##### EXERCISE MATERIAL #####

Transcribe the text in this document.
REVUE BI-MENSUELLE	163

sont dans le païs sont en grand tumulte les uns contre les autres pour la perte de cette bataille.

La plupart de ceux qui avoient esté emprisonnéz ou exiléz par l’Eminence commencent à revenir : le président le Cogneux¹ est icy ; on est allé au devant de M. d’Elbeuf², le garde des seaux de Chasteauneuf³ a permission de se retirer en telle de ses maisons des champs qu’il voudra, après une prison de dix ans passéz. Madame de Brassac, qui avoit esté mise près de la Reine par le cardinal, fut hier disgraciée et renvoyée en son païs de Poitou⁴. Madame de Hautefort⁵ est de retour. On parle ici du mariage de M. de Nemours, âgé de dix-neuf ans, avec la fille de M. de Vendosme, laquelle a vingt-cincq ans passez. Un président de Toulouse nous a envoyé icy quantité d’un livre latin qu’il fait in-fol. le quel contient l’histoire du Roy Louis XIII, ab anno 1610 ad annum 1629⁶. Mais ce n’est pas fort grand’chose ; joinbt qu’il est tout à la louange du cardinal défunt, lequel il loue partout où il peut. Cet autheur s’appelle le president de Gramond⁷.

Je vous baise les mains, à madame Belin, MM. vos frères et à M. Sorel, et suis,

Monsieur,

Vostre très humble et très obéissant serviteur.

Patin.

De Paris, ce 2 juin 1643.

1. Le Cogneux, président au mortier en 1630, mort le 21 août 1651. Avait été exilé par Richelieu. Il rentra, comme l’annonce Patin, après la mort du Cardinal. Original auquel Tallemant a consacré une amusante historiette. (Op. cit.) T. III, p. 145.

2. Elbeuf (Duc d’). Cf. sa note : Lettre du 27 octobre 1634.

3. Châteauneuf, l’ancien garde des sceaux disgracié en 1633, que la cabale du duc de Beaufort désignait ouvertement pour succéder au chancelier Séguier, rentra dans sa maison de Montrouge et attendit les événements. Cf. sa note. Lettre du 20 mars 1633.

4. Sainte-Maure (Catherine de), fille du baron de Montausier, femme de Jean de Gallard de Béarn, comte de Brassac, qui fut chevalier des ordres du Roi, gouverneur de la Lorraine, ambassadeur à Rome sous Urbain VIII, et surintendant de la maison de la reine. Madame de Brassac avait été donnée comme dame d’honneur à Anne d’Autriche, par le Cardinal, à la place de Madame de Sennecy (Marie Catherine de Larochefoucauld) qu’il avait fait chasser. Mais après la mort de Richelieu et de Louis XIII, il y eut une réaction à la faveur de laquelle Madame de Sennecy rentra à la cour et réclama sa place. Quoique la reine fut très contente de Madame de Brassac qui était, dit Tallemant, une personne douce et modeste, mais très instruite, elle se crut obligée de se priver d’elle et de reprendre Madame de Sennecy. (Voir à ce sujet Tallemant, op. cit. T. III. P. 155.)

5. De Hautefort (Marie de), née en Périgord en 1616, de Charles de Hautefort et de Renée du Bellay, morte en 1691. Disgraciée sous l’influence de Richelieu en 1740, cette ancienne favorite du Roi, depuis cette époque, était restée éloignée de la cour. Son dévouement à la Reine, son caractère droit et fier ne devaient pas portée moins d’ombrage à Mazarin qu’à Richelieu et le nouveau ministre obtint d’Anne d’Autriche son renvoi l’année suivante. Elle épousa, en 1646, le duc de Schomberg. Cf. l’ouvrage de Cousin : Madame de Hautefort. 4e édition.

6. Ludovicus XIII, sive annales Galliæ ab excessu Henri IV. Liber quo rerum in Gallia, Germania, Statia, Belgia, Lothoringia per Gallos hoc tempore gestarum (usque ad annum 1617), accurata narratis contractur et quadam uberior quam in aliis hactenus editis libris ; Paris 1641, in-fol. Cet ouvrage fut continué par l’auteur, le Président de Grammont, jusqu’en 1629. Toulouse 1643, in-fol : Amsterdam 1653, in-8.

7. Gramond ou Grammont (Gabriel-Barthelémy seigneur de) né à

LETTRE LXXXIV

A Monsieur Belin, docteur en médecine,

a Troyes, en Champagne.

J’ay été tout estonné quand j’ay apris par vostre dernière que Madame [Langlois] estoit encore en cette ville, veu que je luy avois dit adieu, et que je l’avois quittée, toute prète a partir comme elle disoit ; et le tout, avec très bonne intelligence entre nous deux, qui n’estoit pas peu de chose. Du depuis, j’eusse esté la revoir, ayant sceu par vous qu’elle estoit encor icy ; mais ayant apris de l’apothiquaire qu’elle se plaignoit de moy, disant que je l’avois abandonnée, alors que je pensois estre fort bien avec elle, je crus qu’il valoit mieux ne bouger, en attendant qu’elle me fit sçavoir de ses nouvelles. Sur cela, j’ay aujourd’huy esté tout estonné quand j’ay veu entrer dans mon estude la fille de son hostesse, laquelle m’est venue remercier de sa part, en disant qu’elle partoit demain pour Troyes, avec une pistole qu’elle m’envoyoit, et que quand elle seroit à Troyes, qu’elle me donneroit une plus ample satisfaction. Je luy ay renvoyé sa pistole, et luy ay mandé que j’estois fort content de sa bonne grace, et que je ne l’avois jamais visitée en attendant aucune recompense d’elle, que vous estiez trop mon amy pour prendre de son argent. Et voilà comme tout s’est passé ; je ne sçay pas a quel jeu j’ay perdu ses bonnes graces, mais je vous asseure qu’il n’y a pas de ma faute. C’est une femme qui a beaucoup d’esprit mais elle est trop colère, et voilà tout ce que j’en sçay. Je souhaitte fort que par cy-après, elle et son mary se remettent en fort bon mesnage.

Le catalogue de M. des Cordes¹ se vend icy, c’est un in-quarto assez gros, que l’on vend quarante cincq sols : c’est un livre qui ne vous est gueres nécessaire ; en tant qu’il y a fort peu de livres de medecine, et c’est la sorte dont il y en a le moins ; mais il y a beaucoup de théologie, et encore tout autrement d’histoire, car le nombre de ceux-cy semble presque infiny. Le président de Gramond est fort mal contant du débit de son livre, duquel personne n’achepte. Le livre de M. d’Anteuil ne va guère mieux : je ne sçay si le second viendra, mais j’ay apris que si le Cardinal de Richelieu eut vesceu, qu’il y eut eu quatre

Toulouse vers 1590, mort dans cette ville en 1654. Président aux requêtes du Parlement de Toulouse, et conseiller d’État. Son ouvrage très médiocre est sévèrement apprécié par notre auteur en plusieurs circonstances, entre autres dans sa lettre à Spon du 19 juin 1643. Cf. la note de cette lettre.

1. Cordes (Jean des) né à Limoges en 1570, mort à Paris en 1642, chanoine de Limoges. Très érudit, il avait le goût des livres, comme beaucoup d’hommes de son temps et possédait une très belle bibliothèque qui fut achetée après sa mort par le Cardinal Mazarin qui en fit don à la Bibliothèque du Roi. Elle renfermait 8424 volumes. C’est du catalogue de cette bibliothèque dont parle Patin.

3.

#####

**EXERCISE GOAL**:
Copy out each line of the data where the string "auteur" appears.

**FINISHED TASK**:
6. Ludovicus XIII, sive annales Galliæ ab excessu Henri IV. Liber quo rerum in Gallia, Germania, Statia, Belgia, Lothoringia per Gallos hoc tempore gestarum (usque ad annum 1617), accurata narratis contractur et quadam uberior quam in aliis hactenus editis libris ; Paris 1641, in-fol. Cet ouvrage fut continué par l’auteur, le Président de Grammont, jusqu’en 1629. Toulouse 1643, in-fol : Amsterdam 1653, in-8.
Toulouse vers 1590, mort dans cette ville en 1654. Président aux requêtes du Parlement de Toulouse, et conseiller d’État. Son ouvrage très médiocre est sévèrement apprécié par notre auteur en plusieurs circonstances, entre autres dans sa lettre à Spon du 19 juin 1643. Cf. la note de cette lettre.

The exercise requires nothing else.